** Begin MATERIAL FOR THIS TASK **

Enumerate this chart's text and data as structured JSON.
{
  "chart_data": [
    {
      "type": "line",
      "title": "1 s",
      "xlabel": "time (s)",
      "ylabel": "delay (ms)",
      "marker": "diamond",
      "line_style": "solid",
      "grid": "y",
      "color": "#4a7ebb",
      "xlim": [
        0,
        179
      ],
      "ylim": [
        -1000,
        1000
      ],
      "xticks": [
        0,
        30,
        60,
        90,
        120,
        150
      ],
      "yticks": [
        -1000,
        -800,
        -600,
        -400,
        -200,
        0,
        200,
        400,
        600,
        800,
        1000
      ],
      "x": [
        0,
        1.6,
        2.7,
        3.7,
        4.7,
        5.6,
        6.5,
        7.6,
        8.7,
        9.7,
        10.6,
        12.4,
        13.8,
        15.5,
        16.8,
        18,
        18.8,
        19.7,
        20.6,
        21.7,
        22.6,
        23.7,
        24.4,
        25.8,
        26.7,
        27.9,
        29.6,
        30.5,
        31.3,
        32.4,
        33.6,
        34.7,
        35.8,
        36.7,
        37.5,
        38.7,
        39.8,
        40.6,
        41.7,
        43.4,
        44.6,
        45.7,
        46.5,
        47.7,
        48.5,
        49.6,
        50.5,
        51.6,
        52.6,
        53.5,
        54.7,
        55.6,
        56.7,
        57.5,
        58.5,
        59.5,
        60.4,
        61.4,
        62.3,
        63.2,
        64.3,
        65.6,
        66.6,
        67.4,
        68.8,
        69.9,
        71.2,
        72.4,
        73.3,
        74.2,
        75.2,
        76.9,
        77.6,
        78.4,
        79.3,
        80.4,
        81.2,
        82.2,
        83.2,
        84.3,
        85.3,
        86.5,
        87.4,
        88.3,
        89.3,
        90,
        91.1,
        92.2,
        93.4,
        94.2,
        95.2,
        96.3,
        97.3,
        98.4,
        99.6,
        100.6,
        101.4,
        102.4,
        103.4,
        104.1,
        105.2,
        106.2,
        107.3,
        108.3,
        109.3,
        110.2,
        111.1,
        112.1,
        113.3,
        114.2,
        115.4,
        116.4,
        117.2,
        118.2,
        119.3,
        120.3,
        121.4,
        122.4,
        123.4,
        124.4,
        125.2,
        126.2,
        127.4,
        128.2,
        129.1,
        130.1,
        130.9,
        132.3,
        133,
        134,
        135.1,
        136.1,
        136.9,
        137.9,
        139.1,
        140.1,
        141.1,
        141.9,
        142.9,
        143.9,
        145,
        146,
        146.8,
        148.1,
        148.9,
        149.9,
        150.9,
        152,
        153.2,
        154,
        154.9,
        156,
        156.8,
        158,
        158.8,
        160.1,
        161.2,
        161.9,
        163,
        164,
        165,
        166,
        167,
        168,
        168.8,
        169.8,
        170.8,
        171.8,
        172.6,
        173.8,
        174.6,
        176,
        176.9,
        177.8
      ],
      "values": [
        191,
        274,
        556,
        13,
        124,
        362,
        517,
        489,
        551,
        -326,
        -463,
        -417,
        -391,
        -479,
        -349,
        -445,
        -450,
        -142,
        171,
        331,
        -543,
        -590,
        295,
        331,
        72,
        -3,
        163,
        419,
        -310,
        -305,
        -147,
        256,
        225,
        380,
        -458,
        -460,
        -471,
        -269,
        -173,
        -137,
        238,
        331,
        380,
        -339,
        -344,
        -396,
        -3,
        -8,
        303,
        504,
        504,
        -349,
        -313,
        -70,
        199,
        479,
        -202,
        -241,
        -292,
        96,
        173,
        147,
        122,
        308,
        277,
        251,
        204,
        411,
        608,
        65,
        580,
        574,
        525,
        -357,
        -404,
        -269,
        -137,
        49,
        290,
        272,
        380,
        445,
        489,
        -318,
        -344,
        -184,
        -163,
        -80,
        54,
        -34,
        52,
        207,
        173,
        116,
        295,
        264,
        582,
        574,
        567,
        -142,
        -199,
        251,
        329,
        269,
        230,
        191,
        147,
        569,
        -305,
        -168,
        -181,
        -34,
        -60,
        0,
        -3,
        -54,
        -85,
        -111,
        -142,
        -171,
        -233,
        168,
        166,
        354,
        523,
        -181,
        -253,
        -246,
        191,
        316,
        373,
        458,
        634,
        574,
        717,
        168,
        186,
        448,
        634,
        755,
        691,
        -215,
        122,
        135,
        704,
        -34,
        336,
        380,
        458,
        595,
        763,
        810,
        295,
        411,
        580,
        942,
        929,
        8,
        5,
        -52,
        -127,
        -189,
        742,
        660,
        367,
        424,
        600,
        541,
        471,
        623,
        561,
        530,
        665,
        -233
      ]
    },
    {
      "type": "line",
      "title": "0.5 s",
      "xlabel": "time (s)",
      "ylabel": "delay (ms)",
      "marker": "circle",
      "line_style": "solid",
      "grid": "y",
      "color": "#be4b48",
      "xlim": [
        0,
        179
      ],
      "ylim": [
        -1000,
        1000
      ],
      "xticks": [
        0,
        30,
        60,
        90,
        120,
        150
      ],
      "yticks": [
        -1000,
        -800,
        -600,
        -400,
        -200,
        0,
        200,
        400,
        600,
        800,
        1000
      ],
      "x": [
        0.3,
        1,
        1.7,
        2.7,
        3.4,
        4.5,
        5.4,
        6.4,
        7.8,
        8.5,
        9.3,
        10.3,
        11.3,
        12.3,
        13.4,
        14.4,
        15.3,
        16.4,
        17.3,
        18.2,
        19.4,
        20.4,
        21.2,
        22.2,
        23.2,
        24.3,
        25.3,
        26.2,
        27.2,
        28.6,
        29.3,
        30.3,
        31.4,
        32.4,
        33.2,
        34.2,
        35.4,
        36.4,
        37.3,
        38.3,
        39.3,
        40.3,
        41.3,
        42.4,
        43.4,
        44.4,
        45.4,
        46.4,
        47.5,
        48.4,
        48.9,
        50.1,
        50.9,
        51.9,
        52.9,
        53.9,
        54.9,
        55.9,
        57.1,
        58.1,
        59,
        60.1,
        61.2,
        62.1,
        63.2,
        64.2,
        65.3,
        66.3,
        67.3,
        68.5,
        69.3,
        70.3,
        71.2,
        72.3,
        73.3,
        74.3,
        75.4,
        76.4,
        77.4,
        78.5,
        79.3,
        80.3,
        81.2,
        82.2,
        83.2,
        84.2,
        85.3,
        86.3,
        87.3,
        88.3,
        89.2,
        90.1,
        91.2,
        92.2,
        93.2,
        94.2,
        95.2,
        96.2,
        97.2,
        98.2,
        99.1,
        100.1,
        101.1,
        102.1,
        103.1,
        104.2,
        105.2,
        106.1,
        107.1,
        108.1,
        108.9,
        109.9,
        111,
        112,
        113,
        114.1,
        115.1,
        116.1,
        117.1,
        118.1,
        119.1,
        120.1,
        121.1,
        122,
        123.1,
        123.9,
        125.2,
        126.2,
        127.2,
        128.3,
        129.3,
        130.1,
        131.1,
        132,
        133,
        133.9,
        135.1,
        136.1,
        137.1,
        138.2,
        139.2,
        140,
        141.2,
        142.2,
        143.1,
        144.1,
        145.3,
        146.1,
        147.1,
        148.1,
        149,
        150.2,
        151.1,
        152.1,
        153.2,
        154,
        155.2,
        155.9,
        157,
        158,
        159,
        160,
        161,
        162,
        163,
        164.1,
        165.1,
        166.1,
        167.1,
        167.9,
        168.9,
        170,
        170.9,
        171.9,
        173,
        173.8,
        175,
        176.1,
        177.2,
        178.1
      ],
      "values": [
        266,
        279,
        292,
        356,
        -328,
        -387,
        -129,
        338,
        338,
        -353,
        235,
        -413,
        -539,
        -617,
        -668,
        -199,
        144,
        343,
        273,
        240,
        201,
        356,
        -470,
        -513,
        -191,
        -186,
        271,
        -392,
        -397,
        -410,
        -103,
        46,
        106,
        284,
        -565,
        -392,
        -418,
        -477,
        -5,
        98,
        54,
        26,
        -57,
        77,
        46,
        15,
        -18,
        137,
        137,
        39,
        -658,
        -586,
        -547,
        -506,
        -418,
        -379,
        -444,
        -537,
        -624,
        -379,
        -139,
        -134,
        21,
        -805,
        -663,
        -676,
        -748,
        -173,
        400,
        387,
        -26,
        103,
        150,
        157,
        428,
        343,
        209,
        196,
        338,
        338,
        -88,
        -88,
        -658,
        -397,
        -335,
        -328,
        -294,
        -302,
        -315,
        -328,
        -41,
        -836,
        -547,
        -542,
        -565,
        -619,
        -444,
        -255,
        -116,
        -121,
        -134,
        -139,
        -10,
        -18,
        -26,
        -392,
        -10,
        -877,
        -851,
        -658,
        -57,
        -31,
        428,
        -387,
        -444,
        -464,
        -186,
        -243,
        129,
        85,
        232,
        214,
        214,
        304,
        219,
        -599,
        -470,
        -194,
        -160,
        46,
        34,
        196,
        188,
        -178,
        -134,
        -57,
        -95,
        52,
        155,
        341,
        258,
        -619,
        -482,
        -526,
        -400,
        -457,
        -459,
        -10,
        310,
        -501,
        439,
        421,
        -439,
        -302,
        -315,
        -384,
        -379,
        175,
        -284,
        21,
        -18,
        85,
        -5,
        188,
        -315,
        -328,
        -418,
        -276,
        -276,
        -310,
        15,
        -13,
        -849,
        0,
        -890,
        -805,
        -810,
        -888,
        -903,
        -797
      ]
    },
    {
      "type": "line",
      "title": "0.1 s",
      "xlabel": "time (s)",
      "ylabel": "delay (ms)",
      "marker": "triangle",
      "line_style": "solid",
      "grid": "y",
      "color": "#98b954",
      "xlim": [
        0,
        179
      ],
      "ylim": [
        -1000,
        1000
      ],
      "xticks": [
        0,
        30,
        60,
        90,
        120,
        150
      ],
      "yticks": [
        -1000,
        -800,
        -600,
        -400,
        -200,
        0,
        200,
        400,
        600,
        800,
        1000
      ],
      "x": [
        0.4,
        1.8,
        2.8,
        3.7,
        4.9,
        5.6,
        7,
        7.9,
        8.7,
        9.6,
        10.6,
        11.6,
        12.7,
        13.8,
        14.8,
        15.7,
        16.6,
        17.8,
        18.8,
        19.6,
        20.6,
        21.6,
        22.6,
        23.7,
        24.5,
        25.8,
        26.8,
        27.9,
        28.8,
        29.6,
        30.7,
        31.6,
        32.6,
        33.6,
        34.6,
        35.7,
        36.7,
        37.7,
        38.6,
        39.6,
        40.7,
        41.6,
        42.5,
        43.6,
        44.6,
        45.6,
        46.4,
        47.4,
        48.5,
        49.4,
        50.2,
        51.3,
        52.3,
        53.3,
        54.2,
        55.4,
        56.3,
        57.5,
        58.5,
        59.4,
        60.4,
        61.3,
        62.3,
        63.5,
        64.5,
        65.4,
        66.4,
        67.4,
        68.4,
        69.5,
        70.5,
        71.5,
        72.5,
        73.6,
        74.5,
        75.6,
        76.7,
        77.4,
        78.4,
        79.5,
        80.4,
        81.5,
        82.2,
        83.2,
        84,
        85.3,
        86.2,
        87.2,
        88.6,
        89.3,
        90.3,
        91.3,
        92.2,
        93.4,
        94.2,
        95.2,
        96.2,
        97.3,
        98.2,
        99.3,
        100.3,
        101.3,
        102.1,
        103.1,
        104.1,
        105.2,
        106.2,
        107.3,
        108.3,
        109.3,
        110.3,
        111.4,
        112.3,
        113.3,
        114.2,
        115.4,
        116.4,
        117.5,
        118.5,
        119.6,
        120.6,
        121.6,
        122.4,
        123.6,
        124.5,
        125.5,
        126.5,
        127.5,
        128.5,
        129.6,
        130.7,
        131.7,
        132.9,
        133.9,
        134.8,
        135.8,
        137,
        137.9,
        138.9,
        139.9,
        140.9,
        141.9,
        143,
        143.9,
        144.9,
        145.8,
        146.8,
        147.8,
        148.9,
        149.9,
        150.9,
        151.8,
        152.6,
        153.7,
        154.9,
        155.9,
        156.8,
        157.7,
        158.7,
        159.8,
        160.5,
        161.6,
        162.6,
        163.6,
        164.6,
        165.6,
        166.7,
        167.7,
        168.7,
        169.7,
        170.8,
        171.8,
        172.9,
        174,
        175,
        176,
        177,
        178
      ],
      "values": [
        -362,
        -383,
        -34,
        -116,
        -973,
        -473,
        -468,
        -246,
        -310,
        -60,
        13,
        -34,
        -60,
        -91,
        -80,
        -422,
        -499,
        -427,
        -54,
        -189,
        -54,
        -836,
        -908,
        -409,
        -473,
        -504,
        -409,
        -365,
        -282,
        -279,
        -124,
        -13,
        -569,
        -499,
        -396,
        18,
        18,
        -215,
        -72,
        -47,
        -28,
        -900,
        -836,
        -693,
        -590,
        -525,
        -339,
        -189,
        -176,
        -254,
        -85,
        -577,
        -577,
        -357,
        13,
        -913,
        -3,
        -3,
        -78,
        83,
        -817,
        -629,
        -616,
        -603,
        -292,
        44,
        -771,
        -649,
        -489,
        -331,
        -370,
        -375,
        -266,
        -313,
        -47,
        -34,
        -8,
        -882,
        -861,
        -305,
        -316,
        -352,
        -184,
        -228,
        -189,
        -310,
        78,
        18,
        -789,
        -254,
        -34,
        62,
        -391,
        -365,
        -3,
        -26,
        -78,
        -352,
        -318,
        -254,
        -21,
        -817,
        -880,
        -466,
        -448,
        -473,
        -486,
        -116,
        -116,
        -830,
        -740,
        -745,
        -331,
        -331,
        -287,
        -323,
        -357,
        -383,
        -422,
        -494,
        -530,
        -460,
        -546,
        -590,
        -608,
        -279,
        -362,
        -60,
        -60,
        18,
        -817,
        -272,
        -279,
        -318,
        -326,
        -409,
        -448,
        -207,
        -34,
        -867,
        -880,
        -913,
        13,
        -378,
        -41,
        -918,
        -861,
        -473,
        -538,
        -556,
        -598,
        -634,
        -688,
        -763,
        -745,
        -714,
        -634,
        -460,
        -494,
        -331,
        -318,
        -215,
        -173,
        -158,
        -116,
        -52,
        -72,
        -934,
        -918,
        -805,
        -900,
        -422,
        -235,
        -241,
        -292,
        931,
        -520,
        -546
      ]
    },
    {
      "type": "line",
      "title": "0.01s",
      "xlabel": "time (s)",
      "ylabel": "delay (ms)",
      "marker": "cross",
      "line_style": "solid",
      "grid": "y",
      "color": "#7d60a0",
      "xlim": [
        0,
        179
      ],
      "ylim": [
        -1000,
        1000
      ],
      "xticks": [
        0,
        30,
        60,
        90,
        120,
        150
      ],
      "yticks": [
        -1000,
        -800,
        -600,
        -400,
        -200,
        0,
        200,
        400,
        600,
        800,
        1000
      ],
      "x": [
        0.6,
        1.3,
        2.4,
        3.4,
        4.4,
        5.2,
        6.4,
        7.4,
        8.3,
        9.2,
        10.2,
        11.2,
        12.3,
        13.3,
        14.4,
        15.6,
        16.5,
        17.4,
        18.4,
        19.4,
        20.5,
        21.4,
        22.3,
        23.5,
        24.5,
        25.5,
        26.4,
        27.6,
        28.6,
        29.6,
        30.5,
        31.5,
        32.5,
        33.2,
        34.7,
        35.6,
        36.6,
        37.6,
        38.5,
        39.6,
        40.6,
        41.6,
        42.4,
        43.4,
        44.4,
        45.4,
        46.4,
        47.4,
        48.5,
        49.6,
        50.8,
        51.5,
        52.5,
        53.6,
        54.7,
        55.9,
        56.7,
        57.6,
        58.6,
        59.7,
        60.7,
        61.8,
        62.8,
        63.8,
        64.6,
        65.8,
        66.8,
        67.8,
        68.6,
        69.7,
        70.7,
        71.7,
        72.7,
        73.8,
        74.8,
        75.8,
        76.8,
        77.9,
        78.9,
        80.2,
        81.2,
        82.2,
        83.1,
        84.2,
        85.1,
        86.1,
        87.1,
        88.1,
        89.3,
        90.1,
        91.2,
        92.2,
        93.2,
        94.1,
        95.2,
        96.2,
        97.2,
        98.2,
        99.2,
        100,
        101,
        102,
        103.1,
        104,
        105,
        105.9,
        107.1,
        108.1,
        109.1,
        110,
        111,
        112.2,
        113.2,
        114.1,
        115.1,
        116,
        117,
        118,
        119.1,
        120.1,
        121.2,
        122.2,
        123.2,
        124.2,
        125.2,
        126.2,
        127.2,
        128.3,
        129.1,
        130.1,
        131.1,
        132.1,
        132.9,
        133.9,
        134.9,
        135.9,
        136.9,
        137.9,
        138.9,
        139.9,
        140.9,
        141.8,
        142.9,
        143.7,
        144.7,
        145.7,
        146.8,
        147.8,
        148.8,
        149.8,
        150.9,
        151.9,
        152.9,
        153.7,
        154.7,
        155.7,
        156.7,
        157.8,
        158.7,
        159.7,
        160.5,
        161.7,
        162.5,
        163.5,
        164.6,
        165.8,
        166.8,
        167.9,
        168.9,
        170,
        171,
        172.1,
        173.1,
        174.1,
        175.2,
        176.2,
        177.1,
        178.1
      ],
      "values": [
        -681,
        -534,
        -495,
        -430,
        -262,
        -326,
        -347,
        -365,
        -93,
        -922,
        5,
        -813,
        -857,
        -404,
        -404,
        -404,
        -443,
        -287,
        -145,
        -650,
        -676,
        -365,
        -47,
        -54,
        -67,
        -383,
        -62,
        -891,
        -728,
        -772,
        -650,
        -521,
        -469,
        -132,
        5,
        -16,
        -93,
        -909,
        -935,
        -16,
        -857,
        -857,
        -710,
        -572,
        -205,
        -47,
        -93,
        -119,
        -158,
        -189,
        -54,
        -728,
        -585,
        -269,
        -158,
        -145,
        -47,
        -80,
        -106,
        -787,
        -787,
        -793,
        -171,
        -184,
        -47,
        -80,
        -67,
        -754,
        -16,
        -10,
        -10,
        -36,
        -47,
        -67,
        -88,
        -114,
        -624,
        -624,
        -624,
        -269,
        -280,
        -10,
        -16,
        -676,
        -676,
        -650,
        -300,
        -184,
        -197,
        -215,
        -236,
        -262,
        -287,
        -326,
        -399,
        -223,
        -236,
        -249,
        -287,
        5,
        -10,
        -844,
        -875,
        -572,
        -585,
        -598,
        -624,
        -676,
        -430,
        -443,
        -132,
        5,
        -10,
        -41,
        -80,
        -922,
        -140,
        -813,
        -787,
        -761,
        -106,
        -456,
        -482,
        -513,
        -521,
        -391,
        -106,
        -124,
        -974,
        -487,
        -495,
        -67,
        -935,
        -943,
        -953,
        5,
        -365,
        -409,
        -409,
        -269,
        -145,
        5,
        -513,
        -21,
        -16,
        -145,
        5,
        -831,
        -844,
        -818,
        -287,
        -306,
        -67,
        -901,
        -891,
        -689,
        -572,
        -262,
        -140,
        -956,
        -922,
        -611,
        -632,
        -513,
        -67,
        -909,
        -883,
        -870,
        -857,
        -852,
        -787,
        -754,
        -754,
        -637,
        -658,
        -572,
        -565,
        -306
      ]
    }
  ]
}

** End MATERIAL FOR THIS TASK **

Copy down every line of the entries containing the word "color".

### RESULT FOR THIS TASK:
      "color": "#4a7ebb",
      "color": "#be4b48",
      "color": "#98b954",
      "color": "#7d60a0",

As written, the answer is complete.